====== Data extract ======

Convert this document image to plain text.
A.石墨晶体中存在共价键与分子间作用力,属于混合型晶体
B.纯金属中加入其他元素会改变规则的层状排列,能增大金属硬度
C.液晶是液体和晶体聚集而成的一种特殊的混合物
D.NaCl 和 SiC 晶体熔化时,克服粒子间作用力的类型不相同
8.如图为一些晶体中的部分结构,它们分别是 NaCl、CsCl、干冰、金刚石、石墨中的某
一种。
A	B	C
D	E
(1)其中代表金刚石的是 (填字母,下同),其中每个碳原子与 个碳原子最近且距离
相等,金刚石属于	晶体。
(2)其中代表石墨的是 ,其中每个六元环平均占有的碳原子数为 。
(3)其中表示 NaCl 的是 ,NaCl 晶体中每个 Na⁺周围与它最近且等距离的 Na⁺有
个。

======

● Required work: Give an exact repetition of all the material.

● Response to this exercise:
Convert this document image to plain text.
A.石墨晶体中存在共价键与分子间作用力,属于混合型晶体
B.纯金属中加入其他元素会改变规则的层状排列,能增大金属硬度
C.液晶是液体和晶体聚集而成的一种特殊的混合物
D.NaCl 和 SiC 晶体熔化时,克服粒子间作用力的类型不相同
8.如图为一些晶体中的部分结构,它们分别是 NaCl、CsCl、干冰、金刚石、石墨中的某
一种。
A	B	C
D	E
(1)其中代表金刚石的是 (填字母,下同),其中每个碳原子与 个碳原子最近且距离
相等,金刚石属于	晶体。
(2)其中代表石墨的是 ,其中每个六元环平均占有的碳原子数为 。
(3)其中表示 NaCl 的是 ,NaCl 晶体中每个 Na⁺周围与它最近且等距离的 Na⁺有
个。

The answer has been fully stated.